━━━━━ INFORMATION PROVIDED ━━━━━

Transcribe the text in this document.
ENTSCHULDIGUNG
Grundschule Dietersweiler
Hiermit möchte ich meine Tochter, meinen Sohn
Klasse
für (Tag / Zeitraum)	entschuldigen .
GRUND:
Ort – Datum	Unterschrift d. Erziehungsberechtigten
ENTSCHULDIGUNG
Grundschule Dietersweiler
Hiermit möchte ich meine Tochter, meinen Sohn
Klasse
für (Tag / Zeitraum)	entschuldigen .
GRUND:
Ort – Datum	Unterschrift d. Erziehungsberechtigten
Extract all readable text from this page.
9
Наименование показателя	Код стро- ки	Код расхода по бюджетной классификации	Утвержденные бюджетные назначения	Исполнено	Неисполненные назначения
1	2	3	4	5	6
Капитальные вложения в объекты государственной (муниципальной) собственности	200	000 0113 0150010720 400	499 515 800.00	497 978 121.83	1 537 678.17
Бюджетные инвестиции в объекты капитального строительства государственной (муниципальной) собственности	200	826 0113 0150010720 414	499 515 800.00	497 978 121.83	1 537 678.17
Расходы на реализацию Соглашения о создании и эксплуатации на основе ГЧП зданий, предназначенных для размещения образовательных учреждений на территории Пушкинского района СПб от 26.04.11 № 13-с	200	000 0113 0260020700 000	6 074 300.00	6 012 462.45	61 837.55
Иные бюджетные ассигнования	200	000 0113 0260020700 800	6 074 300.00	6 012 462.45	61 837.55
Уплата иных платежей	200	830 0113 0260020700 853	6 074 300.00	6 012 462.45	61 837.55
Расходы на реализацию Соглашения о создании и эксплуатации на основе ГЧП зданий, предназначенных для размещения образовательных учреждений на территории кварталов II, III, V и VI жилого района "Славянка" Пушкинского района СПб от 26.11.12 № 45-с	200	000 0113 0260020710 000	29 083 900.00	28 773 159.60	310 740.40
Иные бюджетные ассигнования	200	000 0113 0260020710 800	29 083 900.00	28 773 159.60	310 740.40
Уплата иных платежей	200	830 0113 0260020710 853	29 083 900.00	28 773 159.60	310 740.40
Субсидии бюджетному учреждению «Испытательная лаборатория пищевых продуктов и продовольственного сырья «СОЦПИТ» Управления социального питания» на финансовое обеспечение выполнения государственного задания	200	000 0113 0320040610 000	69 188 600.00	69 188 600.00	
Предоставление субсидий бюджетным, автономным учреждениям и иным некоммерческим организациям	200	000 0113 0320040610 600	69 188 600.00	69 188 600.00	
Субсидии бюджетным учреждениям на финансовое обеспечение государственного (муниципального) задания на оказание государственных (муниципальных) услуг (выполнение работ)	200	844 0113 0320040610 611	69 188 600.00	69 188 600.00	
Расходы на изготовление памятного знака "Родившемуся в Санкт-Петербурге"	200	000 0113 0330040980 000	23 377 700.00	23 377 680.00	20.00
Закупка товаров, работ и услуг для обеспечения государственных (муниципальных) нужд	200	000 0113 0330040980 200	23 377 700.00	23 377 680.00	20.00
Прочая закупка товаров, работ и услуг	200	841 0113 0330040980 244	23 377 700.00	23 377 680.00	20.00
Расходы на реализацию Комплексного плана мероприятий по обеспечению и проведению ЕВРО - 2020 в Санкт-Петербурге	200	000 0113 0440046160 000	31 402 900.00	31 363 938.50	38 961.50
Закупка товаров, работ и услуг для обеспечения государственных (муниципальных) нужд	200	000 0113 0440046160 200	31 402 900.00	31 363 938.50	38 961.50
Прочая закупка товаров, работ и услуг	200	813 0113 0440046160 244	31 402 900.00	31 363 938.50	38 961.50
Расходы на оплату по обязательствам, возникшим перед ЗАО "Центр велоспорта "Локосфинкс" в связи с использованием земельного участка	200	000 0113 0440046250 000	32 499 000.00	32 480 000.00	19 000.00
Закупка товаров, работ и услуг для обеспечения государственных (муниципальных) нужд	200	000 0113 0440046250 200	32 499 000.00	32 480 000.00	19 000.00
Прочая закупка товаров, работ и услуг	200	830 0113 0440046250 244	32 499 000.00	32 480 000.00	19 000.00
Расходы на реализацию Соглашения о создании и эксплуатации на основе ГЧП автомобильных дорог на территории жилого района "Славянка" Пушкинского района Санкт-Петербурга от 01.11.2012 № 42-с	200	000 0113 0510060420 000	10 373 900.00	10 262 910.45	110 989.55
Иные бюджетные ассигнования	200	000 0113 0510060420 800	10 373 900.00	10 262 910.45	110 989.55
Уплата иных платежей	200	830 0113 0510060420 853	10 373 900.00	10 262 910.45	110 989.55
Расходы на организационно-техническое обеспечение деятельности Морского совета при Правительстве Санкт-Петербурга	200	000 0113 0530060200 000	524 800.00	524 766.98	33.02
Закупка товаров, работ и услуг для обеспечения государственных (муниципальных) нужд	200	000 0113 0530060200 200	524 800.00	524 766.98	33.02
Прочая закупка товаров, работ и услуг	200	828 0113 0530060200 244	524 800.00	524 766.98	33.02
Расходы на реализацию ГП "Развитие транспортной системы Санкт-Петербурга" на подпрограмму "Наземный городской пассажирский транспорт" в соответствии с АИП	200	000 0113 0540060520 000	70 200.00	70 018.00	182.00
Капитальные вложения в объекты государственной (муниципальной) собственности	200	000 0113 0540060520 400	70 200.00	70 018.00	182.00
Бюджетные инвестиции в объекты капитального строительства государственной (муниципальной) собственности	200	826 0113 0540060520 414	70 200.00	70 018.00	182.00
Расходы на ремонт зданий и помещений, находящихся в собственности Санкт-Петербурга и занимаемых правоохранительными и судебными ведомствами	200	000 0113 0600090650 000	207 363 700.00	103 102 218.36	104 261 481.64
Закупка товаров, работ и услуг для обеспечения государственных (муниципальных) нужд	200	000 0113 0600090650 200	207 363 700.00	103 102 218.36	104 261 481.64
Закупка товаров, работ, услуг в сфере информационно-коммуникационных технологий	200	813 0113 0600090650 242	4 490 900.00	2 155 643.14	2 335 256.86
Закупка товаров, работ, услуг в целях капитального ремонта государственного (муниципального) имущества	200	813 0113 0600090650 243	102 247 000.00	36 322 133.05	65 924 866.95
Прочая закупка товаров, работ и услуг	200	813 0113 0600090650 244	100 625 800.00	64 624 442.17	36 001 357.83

━━━━━

- EXERCISE BRIEF:
Search the lines for the string "размещения" and copy every line that has it.

- OUTPUT FOR THIS TASK:
Расходы на реализацию Соглашения о создании и эксплуатации на основе ГЧП зданий, предназначенных для размещения образовательных учреждений на территории Пушкинского района СПб от 26.04.11 № 13-с	200	000 0113 0260020700 000	6 074 300.00	6 012 462.45	61 837.55
Расходы на реализацию Соглашения о создании и эксплуатации на основе ГЧП зданий, предназначенных для размещения образовательных учреждений на территории кварталов II, III, V и VI жилого района "Славянка" Пушкинского района СПб от 26.11.12 № 45-с	200	000 0113 0260020710 000	29 083 900.00	28 773 159.60	310 740.40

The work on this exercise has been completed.